* start SOURCE PASSAGE *

Though Ansah struggled in 2016, he has proven to be a dominant force when at his healthiest. In 2015, he had the best season of his career when he was named an All-Pro on the heels of a season that included 14.5 sacks and four forced fumbles. Ansah figures to have a much better 2017 and should be able to climb this list.
14 Worst - Joey Harrington
When most people think about the worst player in Detroit Lions history, the first name that comes to mind is usually Joey Harrington. That’s not really fair, as Harrington was not quite as bad as people remember. Sure, his stats weren’t great, but the supporting cast around him was certainly nothing special as he bridged the gap between the Barry Sanders and Calvin Johnson eras.
Harrington had been the third overall pick out of Oregon in 2002, and immediately became a starter. In four seasons, Harrington finished with an 18-37 record as the Lions starter with 10,242 yards, 60 touchdowns and 62 interceptions. Not ideal, but he isn’t even the worst quarterback in the league, and he always carried a positive attitude that earned him the nickname “Joey Blue Skies”.

* end SOURCE PASSAGE *
* start DATASET CONTENT *

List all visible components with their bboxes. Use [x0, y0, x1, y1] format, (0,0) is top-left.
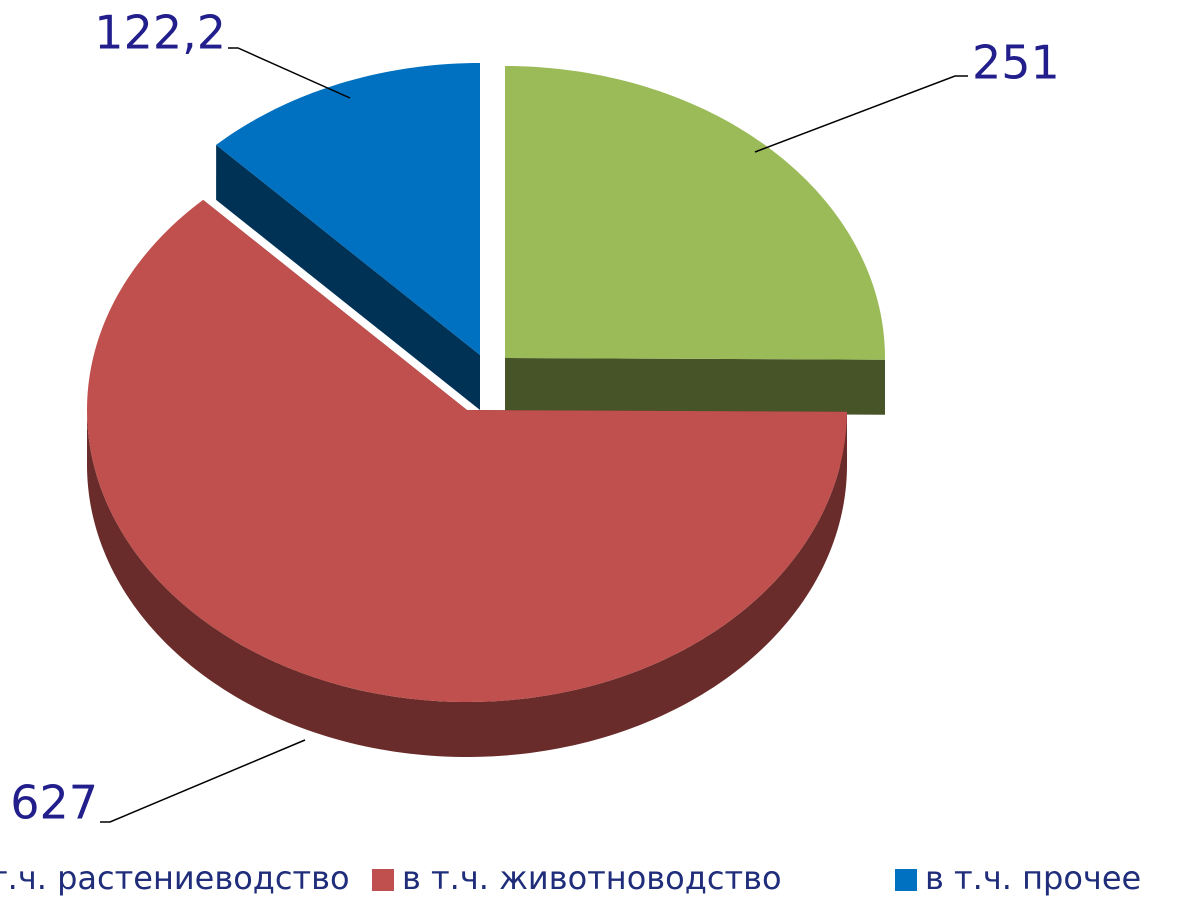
legend-label: в т.ч. прочее — [925, 859, 1141, 897]
legend-swatch — [895, 869, 917, 891]
legend-label: в т.ч. растениеводство — [0, 859, 350, 897]
slice — [216, 63, 480, 355]
legend-swatch — [372, 869, 394, 891]
leader-line — [100, 739, 306, 823]
slice-side — [216, 144, 480, 411]
data-label: 122,2 — [94, 6, 226, 60]
leader-line — [754, 75, 968, 153]
leader-line — [228, 47, 351, 99]
data-label: 627 — [10, 776, 98, 830]
slice-side — [505, 358, 885, 415]
slice-side — [87, 410, 847, 757]
slice — [505, 66, 885, 360]
data-label: 251 — [972, 36, 1060, 90]
slice — [87, 199, 847, 702]
legend-label: в т.ч. животноводство — [402, 859, 782, 897]
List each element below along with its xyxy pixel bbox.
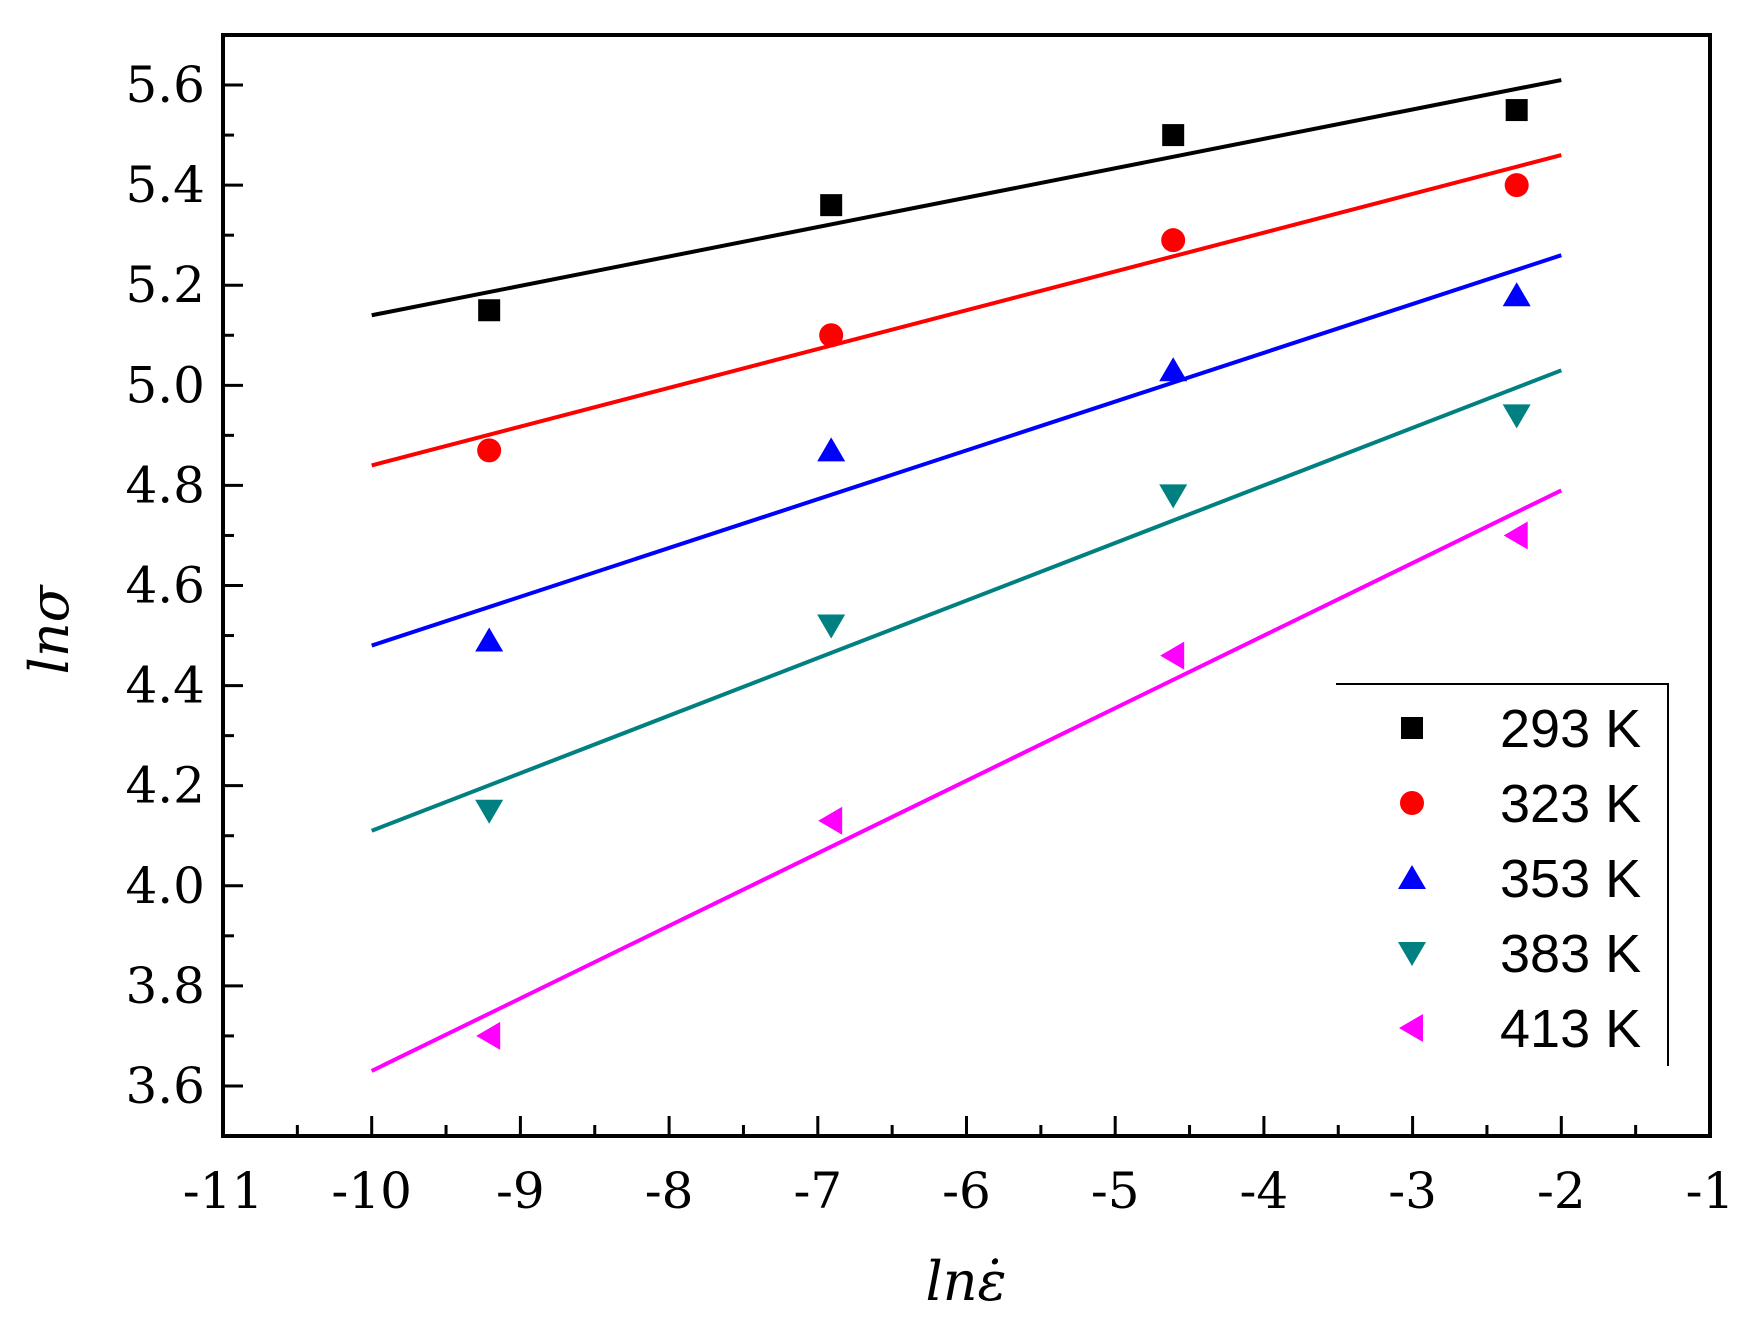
point-383-k — [1159, 484, 1188, 509]
legend-marker-353-k — [1398, 865, 1426, 889]
point-323-k — [1504, 173, 1529, 198]
y-tick-label: 5.6 — [125, 56, 205, 114]
point-323-k — [1161, 228, 1186, 253]
x-tick-label: -7 — [793, 1162, 842, 1220]
x-tick-label: -10 — [331, 1162, 412, 1220]
fit-lines — [370, 78, 1563, 1073]
y-tick-label: 5.0 — [125, 356, 205, 414]
x-tick-label: -8 — [645, 1162, 694, 1220]
fit-line-413-k — [370, 488, 1563, 1073]
legend-label-293-k: 293 K — [1500, 699, 1641, 759]
fit-line-353-k — [371, 253, 1562, 648]
point-413-k — [818, 806, 843, 835]
point-413-k — [1160, 641, 1185, 670]
point-293-k — [478, 299, 501, 322]
y-tick-label: 4.0 — [125, 857, 205, 915]
legend-marker-323-k — [1400, 791, 1424, 815]
x-tick-label: -4 — [1240, 1162, 1289, 1220]
x-axis-title: lnε̇ — [925, 1250, 1006, 1313]
x-tick-label: -11 — [183, 1162, 264, 1220]
data-markers — [475, 99, 1531, 1050]
legend: 293 K 323 K 353 K 383 K 413 K — [1336, 683, 1669, 1066]
plot-frame — [221, 33, 1712, 1138]
y-tick-label: 5.4 — [125, 156, 205, 214]
fit-line-323-k — [371, 153, 1562, 468]
y-tick-label: 5.2 — [125, 256, 205, 314]
fit-line-293-k — [371, 78, 1562, 318]
y-axis-title: lnσ — [18, 583, 81, 674]
x-tick-label: -1 — [1686, 1162, 1735, 1220]
point-293-k — [1505, 99, 1528, 122]
y-tick-labels: 3.6 3.8 4.0 4.2 4.4 4.6 4.8 5.0 5.2 5.4 5.6 — [125, 56, 205, 1115]
point-293-k — [820, 194, 843, 217]
point-353-k — [475, 627, 504, 652]
point-413-k — [476, 1021, 501, 1050]
point-323-k — [819, 323, 844, 348]
x-tick-label: -9 — [496, 1162, 545, 1220]
legend-marker-413-k — [1399, 1014, 1423, 1042]
x-tick-label: -2 — [1537, 1162, 1586, 1220]
point-383-k — [475, 799, 504, 824]
y-tick-label: 4.4 — [125, 657, 205, 715]
x-tick-label: -5 — [1091, 1162, 1140, 1220]
x-tick-labels: -11 -10 -9 -8 -7 -6 -5 -4 -3 -2 -1 — [183, 1162, 1735, 1220]
y-tick-label: 3.8 — [125, 957, 205, 1015]
y-tick-label: 4.2 — [125, 757, 205, 815]
legend-label-353-k: 353 K — [1500, 849, 1641, 909]
legend-label-323-k: 323 K — [1500, 774, 1641, 834]
y-tick-label: 3.6 — [125, 1057, 205, 1115]
point-383-k — [817, 614, 846, 639]
fit-line-383-k — [370, 368, 1563, 833]
point-353-k — [1159, 357, 1188, 382]
legend-frame — [1336, 683, 1669, 1066]
x-tick-label: -3 — [1388, 1162, 1437, 1220]
point-413-k — [1503, 521, 1528, 550]
point-353-k — [1502, 282, 1531, 307]
point-293-k — [1162, 124, 1185, 147]
point-383-k — [1502, 404, 1531, 429]
legend-marker-293-k — [1401, 717, 1423, 739]
point-323-k — [477, 438, 502, 463]
legend-marker-383-k — [1398, 942, 1426, 966]
y-tick-label: 4.6 — [125, 557, 205, 615]
y-tick-label: 4.8 — [125, 456, 205, 514]
legend-label-413-k: 413 K — [1500, 999, 1641, 1059]
legend-label-383-k: 383 K — [1500, 924, 1641, 984]
point-353-k — [817, 437, 846, 462]
x-tick-label: -6 — [942, 1162, 991, 1220]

* end DATASET CONTENT *

### TASKS TO PERFORM
**A)** Can you translate this sentence from the passage on Detroit Lions players into Spanish: "Harrington had been the third overall pick out of Oregon in 2002, and immediately became a starter."
**B)** How would you sum up the passage on Detroit Lions players in two sentences?
**C)** Could you carry on the passage on Detroit Lions players from its final sentence?

### TASK RESULTS
**A)** Harrington había sido la tercera selección global procedente de Oregon en 2002, y de inmediato se convirtió en titular.

**B)** Ansah struggled in 2016 but had the best season of his career in 2015, earning All-Pro honors with 14.5 sacks and four forced fumbles, and he is expected to have a much better 2017 and climb the list. Joey Harrington, the third overall pick in 2002, is often called the worst player in Lions history, but he went 18-37 as a starter over four seasons with a weak supporting cast and was not as bad as people remember.

**C)**
13 Best - Shaun Rogers
Shaun Rogers is one of those names that you tend to forget until it’s brought up in conversation and makes you say “Oh, yeah.” Rogers was a second round pick for the Lions in 2001 out of Texas and was a space eating nose tackle for more than a decade in the NFL. He would play for Cleveland, New Orleans and New York (Giants) during his career, but his best seasons came in Detroit.
In his seven years in Detroit, Rogers was named to a pair of Pro Bowl rosters. He would collect 29 sacks from a position that usually doesn’t get many. Rogers also collected 250 solo tackles and was able to pounce on nine fumbles while having a memorable interception for a touchdown against Denver.
12 Worst - Dan Orlovsky
While the expectations certainly weren’t as high for Dan Orlovsky as they were for Joey Harrington, we have to say that Orlovsky was the worse of the two. Orlovsky was a fifth rounder from UConn in 2005, getting limited playing time for his first few seasons. Orlovsky finally became a starter in 2008, when the Lions were en route to their disastrously historic 0-16 season.
Orlovsky started seven games that season (losing all of them, obviously). He would finish with 1,616 passing yards and eight touchdowns with eight interceptions. However, the most memorable thing that happened was when Orlovsky rolled out so deep that he stepped out of his own end zone to get the Vikings two points. Somehow, that’s only the second biggest knuckleheaded play that has happened in a Vikings game.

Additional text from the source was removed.